> _Raw records_
════════════════════

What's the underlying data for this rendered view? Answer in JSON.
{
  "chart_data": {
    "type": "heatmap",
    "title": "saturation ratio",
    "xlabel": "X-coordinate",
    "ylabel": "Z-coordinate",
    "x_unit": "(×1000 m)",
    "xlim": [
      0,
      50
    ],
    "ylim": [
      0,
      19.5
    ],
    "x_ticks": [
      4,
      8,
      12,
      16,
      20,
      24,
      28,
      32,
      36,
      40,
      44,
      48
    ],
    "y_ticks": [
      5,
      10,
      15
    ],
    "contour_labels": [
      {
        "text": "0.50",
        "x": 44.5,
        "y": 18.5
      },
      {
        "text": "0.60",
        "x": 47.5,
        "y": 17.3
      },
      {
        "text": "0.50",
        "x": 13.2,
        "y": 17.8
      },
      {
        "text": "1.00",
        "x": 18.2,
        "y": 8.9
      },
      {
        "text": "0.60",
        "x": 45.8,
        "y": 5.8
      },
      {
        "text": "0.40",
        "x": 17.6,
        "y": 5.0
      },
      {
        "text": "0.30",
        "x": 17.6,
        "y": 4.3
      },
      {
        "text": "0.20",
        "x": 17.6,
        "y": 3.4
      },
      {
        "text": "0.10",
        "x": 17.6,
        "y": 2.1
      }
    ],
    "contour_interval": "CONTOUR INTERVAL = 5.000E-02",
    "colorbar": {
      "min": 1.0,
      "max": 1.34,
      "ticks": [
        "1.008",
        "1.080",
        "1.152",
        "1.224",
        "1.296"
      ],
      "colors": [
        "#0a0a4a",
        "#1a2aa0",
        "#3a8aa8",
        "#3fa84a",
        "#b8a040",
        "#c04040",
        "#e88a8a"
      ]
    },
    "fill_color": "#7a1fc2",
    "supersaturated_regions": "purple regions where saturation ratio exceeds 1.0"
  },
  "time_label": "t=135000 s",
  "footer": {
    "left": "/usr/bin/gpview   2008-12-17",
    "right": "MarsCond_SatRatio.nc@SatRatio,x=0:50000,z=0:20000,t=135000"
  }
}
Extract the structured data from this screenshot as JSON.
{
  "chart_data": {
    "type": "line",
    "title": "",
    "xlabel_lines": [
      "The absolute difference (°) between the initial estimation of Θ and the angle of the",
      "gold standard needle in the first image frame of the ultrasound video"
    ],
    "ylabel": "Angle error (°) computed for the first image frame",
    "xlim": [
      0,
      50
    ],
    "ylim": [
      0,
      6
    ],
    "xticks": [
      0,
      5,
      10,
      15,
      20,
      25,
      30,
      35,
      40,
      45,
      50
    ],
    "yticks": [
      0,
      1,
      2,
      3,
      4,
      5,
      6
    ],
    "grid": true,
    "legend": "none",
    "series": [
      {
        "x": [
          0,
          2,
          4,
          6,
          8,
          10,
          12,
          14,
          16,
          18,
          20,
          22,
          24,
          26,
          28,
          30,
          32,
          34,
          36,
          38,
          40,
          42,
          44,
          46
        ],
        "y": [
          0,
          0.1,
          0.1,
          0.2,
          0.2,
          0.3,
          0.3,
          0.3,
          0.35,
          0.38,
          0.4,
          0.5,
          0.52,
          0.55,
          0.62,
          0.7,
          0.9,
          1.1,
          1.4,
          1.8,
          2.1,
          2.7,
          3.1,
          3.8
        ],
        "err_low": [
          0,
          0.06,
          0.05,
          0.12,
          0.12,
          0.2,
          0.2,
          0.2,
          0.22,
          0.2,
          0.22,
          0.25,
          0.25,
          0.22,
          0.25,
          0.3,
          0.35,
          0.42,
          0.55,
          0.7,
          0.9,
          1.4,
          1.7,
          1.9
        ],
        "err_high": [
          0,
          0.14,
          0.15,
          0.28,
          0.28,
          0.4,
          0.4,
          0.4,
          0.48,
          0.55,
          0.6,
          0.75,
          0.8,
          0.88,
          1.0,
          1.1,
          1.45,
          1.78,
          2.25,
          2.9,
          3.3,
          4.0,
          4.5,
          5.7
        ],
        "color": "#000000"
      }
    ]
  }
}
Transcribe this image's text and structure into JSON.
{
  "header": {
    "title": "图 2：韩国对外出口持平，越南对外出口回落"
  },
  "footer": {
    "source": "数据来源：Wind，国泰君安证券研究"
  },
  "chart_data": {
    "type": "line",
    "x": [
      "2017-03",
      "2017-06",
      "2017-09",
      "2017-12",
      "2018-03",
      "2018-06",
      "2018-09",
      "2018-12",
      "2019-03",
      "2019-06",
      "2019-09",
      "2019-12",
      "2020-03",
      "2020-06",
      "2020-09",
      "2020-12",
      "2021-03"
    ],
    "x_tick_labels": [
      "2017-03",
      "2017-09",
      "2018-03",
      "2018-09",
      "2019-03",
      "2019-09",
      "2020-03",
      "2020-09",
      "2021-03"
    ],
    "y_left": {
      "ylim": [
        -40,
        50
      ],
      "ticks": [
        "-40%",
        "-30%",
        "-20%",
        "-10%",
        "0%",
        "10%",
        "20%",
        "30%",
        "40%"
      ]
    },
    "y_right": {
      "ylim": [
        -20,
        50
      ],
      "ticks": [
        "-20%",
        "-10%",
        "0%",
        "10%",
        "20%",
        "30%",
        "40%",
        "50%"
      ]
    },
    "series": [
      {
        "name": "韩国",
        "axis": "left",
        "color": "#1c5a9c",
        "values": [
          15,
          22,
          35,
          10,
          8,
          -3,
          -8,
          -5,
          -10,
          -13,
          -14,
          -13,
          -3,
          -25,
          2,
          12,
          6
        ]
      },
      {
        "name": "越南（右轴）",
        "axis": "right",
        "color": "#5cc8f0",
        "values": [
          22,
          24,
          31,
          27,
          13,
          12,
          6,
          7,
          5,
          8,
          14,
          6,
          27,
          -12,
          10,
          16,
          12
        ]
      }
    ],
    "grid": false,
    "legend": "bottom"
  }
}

════════════════════

> _Goal_
Find the lines containing "JSON" and list every one of them.

> _Expected output_
What's the underlying data for this rendered view? Answer in JSON.
Extract the structured data from this screenshot as JSON.
Transcribe this image's text and structure into JSON.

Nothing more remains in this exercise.